# Start of Extracted material

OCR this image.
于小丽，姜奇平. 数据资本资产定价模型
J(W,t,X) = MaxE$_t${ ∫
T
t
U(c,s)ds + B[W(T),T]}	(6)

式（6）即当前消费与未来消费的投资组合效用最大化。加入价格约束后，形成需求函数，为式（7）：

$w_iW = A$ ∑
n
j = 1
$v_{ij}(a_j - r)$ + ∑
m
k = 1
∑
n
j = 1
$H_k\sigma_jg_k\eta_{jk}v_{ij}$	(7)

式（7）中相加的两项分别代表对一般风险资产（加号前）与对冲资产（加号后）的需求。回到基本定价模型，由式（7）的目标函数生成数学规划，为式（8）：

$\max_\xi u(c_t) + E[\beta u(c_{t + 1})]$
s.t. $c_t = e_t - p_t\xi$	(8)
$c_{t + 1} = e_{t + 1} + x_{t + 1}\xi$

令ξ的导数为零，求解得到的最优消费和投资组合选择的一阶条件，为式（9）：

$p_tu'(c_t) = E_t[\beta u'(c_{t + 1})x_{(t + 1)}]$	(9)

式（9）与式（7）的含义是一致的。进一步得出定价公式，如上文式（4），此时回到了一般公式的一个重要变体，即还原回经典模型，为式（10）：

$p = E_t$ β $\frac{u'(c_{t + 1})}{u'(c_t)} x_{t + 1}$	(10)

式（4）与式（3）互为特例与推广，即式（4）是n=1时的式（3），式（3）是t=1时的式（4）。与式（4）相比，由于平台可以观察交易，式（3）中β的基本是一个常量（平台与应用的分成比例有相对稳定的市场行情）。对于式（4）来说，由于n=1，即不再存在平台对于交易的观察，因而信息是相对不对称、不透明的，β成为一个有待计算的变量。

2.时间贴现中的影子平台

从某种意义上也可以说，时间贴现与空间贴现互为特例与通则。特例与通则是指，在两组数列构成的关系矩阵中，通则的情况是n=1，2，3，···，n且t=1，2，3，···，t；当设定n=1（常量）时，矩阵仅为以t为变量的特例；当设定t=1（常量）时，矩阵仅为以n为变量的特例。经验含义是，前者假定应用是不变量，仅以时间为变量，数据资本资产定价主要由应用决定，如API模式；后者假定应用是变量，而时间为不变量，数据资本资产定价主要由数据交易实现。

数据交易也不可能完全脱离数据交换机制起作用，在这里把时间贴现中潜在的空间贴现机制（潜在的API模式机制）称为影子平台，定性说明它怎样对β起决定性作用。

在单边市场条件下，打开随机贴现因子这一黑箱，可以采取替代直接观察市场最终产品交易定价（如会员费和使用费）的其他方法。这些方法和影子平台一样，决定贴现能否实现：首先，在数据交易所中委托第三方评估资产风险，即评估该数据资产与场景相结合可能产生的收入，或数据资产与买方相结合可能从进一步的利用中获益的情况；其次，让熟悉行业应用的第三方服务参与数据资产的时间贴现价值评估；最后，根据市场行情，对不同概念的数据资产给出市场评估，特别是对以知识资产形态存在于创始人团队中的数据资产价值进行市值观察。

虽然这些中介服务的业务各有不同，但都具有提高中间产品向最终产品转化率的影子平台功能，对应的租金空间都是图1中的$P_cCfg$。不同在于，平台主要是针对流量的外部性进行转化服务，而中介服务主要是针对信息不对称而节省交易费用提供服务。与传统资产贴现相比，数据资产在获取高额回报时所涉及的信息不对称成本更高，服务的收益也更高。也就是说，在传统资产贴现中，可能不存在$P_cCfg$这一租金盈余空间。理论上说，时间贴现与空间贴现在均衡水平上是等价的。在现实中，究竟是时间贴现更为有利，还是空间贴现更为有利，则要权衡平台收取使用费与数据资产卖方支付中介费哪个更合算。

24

# End of Extracted material

** Problem **
Every entry must be output again, exactly as written above.

** Complete answer **
OCR this image.
于小丽，姜奇平. 数据资本资产定价模型
J(W,t,X) = MaxE$_t${ ∫
T
t
U(c,s)ds + B[W(T),T]}	(6)

式（6）即当前消费与未来消费的投资组合效用最大化。加入价格约束后，形成需求函数，为式（7）：

$w_iW = A$ ∑
n
j = 1
$v_{ij}(a_j - r)$ + ∑
m
k = 1
∑
n
j = 1
$H_k\sigma_jg_k\eta_{jk}v_{ij}$	(7)

式（7）中相加的两项分别代表对一般风险资产（加号前）与对冲资产（加号后）的需求。回到基本定价模型，由式（7）的目标函数生成数学规划，为式（8）：

$\max_\xi u(c_t) + E[\beta u(c_{t + 1})]$
s.t. $c_t = e_t - p_t\xi$	(8)
$c_{t + 1} = e_{t + 1} + x_{t + 1}\xi$

令ξ的导数为零，求解得到的最优消费和投资组合选择的一阶条件，为式（9）：

$p_tu'(c_t) = E_t[\beta u'(c_{t + 1})x_{(t + 1)}]$	(9)

式（9）与式（7）的含义是一致的。进一步得出定价公式，如上文式（4），此时回到了一般公式的一个重要变体，即还原回经典模型，为式（10）：

$p = E_t$ β $\frac{u'(c_{t + 1})}{u'(c_t)} x_{t + 1}$	(10)

式（4）与式（3）互为特例与推广，即式（4）是n=1时的式（3），式（3）是t=1时的式（4）。与式（4）相比，由于平台可以观察交易，式（3）中β的基本是一个常量（平台与应用的分成比例有相对稳定的市场行情）。对于式（4）来说，由于n=1，即不再存在平台对于交易的观察，因而信息是相对不对称、不透明的，β成为一个有待计算的变量。

2.时间贴现中的影子平台

从某种意义上也可以说，时间贴现与空间贴现互为特例与通则。特例与通则是指，在两组数列构成的关系矩阵中，通则的情况是n=1，2，3，···，n且t=1，2，3，···，t；当设定n=1（常量）时，矩阵仅为以t为变量的特例；当设定t=1（常量）时，矩阵仅为以n为变量的特例。经验含义是，前者假定应用是不变量，仅以时间为变量，数据资本资产定价主要由应用决定，如API模式；后者假定应用是变量，而时间为不变量，数据资本资产定价主要由数据交易实现。

数据交易也不可能完全脱离数据交换机制起作用，在这里把时间贴现中潜在的空间贴现机制（潜在的API模式机制）称为影子平台，定性说明它怎样对β起决定性作用。

在单边市场条件下，打开随机贴现因子这一黑箱，可以采取替代直接观察市场最终产品交易定价（如会员费和使用费）的其他方法。这些方法和影子平台一样，决定贴现能否实现：首先，在数据交易所中委托第三方评估资产风险，即评估该数据资产与场景相结合可能产生的收入，或数据资产与买方相结合可能从进一步的利用中获益的情况；其次，让熟悉行业应用的第三方服务参与数据资产的时间贴现价值评估；最后，根据市场行情，对不同概念的数据资产给出市场评估，特别是对以知识资产形态存在于创始人团队中的数据资产价值进行市值观察。

虽然这些中介服务的业务各有不同，但都具有提高中间产品向最终产品转化率的影子平台功能，对应的租金空间都是图1中的$P_cCfg$。不同在于，平台主要是针对流量的外部性进行转化服务，而中介服务主要是针对信息不对称而节省交易费用提供服务。与传统资产贴现相比，数据资产在获取高额回报时所涉及的信息不对称成本更高，服务的收益也更高。也就是说，在传统资产贴现中，可能不存在$P_cCfg$这一租金盈余空间。理论上说，时间贴现与空间贴现在均衡水平上是等价的。在现实中，究竟是时间贴现更为有利，还是空间贴现更为有利，则要权衡平台收取使用费与数据资产卖方支付中介费哪个更合算。

24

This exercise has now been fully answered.